AIM
Records follow. Pull out every line that contains "hello".

-- Start DATA PROVIDED --

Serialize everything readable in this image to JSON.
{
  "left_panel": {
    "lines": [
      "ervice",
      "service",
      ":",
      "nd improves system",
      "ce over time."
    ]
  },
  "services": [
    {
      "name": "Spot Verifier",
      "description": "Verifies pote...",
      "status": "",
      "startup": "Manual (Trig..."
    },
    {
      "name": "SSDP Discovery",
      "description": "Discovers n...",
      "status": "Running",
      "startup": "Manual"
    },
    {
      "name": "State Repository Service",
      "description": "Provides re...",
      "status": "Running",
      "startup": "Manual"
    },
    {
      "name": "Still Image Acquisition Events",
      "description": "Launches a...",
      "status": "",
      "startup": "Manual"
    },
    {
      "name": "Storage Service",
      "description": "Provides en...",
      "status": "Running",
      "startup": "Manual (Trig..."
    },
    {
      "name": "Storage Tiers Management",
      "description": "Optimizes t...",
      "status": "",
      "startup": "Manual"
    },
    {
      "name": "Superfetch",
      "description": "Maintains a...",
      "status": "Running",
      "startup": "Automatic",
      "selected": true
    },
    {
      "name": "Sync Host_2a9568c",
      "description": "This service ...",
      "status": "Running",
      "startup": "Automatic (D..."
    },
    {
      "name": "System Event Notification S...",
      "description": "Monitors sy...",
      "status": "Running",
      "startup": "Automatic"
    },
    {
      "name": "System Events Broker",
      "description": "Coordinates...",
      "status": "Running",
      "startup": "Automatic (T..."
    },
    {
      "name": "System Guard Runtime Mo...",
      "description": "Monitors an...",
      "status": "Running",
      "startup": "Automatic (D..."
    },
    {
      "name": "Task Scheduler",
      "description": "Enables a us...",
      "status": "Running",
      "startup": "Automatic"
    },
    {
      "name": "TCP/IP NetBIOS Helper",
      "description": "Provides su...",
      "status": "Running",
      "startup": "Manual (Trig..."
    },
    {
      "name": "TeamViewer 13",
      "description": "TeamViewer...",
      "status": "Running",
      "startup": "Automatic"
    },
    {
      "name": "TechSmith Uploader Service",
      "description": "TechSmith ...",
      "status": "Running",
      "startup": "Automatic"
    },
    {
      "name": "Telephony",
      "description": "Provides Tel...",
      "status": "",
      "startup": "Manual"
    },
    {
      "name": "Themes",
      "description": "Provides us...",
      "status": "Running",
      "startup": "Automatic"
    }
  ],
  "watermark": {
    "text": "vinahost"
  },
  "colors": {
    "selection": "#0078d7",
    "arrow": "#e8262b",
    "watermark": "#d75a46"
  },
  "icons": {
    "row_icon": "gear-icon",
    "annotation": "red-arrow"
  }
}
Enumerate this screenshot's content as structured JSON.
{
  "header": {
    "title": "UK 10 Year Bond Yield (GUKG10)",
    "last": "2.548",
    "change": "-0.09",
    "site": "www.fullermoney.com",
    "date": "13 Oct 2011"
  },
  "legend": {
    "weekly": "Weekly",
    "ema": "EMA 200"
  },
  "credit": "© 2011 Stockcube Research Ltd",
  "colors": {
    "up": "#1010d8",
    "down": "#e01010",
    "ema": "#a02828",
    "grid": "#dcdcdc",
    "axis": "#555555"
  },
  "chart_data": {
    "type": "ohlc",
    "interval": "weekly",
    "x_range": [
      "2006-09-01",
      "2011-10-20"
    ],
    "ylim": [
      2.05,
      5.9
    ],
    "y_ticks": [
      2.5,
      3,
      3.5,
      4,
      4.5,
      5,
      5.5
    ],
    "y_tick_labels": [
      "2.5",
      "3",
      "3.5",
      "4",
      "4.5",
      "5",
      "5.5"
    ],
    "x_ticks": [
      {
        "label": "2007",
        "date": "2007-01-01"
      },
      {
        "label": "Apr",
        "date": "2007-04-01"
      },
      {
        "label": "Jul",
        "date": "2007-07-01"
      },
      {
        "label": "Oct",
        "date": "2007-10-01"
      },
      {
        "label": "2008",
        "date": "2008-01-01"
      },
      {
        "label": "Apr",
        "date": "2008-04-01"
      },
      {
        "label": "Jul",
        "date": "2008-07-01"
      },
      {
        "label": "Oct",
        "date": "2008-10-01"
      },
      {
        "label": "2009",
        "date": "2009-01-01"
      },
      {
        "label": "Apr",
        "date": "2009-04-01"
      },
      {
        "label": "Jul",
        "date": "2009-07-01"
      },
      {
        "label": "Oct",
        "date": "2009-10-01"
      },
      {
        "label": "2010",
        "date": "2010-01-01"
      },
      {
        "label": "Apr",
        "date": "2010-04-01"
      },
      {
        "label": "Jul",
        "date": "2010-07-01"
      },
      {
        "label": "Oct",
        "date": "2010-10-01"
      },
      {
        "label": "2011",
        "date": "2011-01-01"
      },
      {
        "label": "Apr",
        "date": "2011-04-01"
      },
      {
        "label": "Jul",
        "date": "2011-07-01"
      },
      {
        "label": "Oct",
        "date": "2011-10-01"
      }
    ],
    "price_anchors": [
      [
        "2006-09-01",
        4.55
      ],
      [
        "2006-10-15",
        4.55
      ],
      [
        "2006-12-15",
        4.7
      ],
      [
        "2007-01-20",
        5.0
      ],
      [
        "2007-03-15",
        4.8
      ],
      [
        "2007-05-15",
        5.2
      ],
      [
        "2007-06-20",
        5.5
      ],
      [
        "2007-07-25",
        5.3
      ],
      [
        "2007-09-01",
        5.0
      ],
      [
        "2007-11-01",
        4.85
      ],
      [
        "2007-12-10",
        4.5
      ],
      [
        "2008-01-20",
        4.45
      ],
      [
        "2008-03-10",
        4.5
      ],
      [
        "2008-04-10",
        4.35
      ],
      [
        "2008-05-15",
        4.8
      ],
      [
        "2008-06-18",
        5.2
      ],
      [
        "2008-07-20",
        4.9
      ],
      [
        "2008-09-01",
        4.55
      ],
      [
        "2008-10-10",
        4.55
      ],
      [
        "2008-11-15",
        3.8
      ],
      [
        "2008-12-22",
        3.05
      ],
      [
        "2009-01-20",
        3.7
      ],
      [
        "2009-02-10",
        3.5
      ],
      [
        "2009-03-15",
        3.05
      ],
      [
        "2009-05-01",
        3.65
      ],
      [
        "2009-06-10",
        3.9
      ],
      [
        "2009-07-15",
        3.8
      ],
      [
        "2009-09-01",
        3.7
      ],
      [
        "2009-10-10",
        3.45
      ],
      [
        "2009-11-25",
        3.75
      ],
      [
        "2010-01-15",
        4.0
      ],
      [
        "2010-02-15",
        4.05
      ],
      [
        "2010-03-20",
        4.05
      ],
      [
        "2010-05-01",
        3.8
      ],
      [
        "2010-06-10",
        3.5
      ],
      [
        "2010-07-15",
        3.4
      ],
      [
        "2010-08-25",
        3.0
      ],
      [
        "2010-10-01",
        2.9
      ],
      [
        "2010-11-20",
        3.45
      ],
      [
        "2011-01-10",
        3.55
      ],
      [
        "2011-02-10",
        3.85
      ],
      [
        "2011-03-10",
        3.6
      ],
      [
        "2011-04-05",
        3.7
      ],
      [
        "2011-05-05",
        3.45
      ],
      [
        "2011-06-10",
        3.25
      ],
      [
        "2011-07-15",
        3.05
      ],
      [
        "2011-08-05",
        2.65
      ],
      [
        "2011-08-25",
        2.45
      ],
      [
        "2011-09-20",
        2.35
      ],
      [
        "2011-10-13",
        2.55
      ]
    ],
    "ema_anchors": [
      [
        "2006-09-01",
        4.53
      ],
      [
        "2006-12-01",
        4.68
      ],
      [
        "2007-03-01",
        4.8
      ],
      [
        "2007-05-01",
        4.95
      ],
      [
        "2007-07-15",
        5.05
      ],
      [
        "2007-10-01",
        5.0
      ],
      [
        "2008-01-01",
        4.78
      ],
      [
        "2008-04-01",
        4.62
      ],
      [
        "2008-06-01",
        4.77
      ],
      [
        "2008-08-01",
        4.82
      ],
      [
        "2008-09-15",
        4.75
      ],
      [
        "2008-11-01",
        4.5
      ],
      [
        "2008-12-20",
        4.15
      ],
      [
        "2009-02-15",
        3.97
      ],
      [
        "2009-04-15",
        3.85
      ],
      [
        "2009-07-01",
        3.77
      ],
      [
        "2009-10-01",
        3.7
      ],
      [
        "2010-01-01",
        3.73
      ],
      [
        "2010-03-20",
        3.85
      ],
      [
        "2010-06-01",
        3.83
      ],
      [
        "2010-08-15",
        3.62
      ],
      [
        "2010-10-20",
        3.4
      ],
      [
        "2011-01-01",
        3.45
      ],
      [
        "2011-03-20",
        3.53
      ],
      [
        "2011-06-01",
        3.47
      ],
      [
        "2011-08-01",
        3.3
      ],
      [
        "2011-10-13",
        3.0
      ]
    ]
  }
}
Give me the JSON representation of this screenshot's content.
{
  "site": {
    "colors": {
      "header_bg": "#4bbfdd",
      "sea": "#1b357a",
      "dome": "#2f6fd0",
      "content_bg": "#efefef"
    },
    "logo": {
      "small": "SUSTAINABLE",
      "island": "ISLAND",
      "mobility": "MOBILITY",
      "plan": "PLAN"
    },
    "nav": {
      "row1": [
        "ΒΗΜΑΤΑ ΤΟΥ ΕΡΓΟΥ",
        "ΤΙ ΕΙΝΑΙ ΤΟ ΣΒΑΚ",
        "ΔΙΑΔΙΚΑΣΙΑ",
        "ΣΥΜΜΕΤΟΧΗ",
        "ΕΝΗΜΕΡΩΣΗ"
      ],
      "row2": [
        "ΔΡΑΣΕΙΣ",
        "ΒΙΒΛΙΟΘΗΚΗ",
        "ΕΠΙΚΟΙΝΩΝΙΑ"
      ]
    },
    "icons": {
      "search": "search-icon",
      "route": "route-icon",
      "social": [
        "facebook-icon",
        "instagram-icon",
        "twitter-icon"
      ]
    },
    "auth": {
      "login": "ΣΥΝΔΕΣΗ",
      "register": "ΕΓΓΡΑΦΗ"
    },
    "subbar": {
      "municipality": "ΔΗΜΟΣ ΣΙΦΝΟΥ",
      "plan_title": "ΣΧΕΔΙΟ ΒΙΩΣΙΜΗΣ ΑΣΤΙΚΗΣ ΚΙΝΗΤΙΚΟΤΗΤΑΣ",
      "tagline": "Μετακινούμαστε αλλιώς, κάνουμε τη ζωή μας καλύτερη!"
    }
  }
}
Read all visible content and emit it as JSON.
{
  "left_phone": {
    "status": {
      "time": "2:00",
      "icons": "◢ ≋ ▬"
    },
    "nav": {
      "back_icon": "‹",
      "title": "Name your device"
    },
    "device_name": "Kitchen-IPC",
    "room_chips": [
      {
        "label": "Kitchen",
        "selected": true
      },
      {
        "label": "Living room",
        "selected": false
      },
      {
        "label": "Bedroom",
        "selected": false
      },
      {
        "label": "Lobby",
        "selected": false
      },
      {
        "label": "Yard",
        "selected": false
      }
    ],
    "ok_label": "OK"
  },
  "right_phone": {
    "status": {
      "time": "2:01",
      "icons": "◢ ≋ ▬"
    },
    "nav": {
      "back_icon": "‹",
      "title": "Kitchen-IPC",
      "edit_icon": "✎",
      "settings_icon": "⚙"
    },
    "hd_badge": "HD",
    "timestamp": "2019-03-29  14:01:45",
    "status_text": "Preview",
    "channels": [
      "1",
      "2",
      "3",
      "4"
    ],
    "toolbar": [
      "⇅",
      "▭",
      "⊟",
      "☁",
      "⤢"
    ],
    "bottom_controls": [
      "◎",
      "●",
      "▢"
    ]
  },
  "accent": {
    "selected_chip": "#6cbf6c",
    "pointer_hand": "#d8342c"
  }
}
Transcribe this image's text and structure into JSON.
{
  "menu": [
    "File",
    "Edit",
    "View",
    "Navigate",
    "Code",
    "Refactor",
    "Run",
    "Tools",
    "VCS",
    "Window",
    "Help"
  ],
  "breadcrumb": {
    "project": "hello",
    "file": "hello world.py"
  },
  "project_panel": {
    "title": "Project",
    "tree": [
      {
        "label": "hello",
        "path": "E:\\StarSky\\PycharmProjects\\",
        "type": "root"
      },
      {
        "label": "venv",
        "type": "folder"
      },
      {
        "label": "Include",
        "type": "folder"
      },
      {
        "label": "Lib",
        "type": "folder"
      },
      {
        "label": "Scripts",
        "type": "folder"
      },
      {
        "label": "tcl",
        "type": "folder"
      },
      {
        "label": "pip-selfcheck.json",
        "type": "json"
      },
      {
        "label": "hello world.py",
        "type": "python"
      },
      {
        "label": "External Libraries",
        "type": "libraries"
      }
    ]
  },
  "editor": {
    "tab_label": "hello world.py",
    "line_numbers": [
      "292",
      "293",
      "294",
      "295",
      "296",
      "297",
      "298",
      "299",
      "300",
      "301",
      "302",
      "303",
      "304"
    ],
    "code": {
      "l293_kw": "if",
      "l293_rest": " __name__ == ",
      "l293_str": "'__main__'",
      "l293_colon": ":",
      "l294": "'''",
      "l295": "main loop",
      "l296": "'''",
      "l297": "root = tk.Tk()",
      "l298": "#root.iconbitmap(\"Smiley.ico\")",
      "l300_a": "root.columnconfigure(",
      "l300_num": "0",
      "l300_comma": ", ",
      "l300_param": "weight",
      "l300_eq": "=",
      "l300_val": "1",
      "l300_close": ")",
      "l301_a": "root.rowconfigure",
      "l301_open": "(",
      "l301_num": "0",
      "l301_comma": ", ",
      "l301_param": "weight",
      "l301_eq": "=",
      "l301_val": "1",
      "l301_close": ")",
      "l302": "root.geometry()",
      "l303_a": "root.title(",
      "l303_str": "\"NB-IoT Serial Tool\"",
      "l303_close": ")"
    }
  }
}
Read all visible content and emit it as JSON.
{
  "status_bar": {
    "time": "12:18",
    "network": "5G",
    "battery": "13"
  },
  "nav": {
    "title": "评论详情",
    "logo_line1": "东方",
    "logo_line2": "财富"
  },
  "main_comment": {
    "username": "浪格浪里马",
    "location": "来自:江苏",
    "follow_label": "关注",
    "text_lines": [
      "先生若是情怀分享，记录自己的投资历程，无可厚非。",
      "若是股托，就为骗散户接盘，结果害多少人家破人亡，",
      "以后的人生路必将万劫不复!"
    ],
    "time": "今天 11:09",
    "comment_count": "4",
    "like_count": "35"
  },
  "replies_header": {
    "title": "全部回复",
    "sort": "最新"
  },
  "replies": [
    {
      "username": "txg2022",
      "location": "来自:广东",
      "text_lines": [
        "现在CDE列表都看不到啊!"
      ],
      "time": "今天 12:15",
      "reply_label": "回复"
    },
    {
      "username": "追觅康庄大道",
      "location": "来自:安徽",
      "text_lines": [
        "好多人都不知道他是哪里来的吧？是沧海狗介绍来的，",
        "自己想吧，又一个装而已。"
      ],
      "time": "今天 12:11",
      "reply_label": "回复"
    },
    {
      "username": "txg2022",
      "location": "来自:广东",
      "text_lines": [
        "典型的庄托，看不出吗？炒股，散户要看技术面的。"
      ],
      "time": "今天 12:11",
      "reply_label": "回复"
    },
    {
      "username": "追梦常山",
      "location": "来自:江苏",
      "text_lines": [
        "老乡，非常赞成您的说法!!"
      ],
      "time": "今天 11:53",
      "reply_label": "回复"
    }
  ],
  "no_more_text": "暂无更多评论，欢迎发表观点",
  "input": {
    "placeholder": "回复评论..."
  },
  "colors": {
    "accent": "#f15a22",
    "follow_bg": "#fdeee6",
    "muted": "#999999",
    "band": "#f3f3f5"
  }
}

-- End DATA PROVIDED --

TASK RESULT
    "project": "hello",
    "file": "hello world.py"
        "label": "hello",
        "label": "hello world.py",
    "tab_label": "hello world.py",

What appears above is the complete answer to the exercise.